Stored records
———

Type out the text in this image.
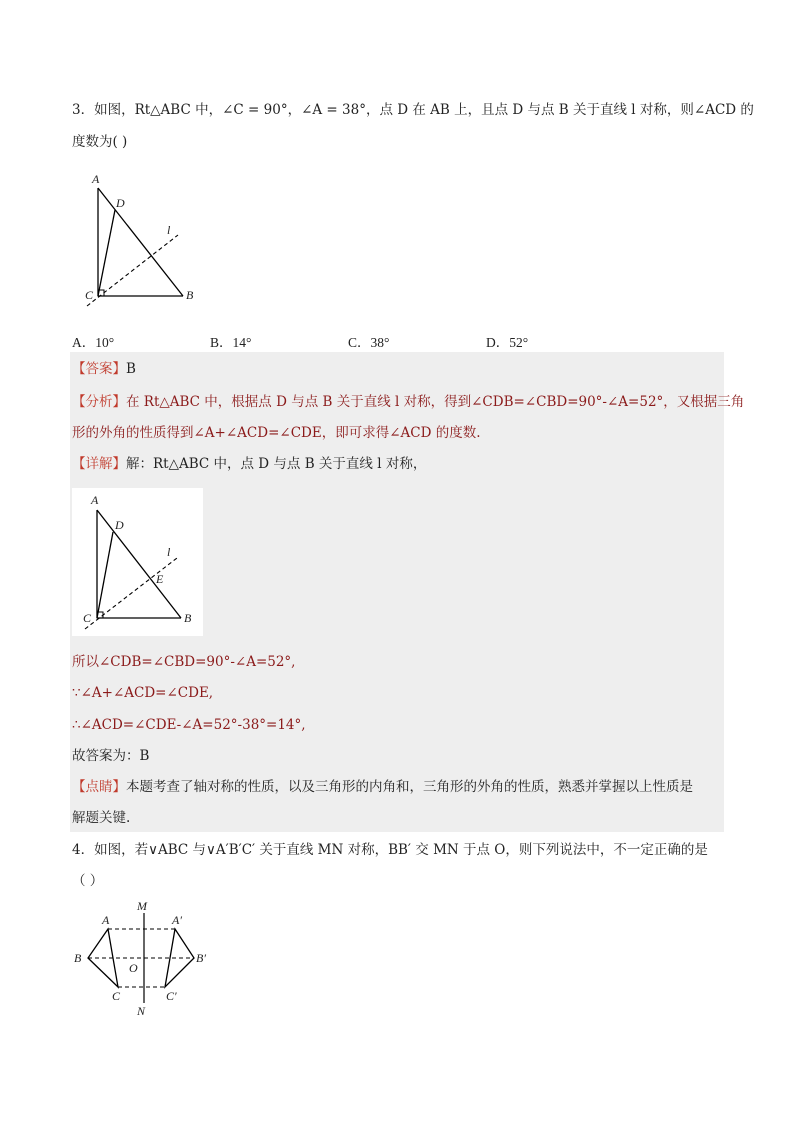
3．如图，Rt△ABC 中，∠C = 90°，∠A = 38°，点 D 在 AB 上，且点 D 与点 B 关于直线 l 对称，则∠ACD 的
度数为( )
A
D
l
C	B
A．10°	B．14°	C．38°	D．52°
【答案】B
【分析】在 Rt△ABC 中，根据点 D 与点 B 关于直线 l 对称，得到∠CDB=∠CBD=90°-∠A=52°，又根据三角
形的外角的性质得到∠A+∠ACD=∠CDE，即可求得∠ACD 的度数.
【详解】解：Rt△ABC 中，点 D 与点 B 关于直线 l 对称，
A
D
l
E
C	B
所以∠CDB=∠CBD=90°-∠A=52°,
∵∠A+∠ACD=∠CDE,
∴∠ACD=∠CDE-∠A=52°-38°=14°,
故答案为：B
【点睛】本题考查了轴对称的性质，以及三角形的内角和，三角形的外角的性质，熟悉并掌握以上性质是
解题关键.
4．如图，若∨ABC 与∨A′B′C′ 关于直线 MN 对称，BB′ 交 MN 于点 O，则下列说法中，不一定正确的是
（ ）
M
N
O
A
B
C
A′
B′
C′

———

# Exercise prompt:
Reproduce the material word for word. Any pictures should be left out of the copy.

# Task solution:
Type out the text in this image.
3．如图，Rt△ABC 中，∠C = 90°，∠A = 38°，点 D 在 AB 上，且点 D 与点 B 关于直线 l 对称，则∠ACD 的
度数为( )
A
D
l
C	B
A．10°	B．14°	C．38°	D．52°
【答案】B
【分析】在 Rt△ABC 中，根据点 D 与点 B 关于直线 l 对称，得到∠CDB=∠CBD=90°-∠A=52°，又根据三角
形的外角的性质得到∠A+∠ACD=∠CDE，即可求得∠ACD 的度数.
【详解】解：Rt△ABC 中，点 D 与点 B 关于直线 l 对称，
A
D
l
E
C	B
所以∠CDB=∠CBD=90°-∠A=52°,
∵∠A+∠ACD=∠CDE,
∴∠ACD=∠CDE-∠A=52°-38°=14°,
故答案为：B
【点睛】本题考查了轴对称的性质，以及三角形的内角和，三角形的外角的性质，熟悉并掌握以上性质是
解题关键.
4．如图，若∨ABC 与∨A′B′C′ 关于直线 MN 对称，BB′ 交 MN 于点 O，则下列说法中，不一定正确的是
（ ）
M
N
O
A
B
C
A′
B′
C′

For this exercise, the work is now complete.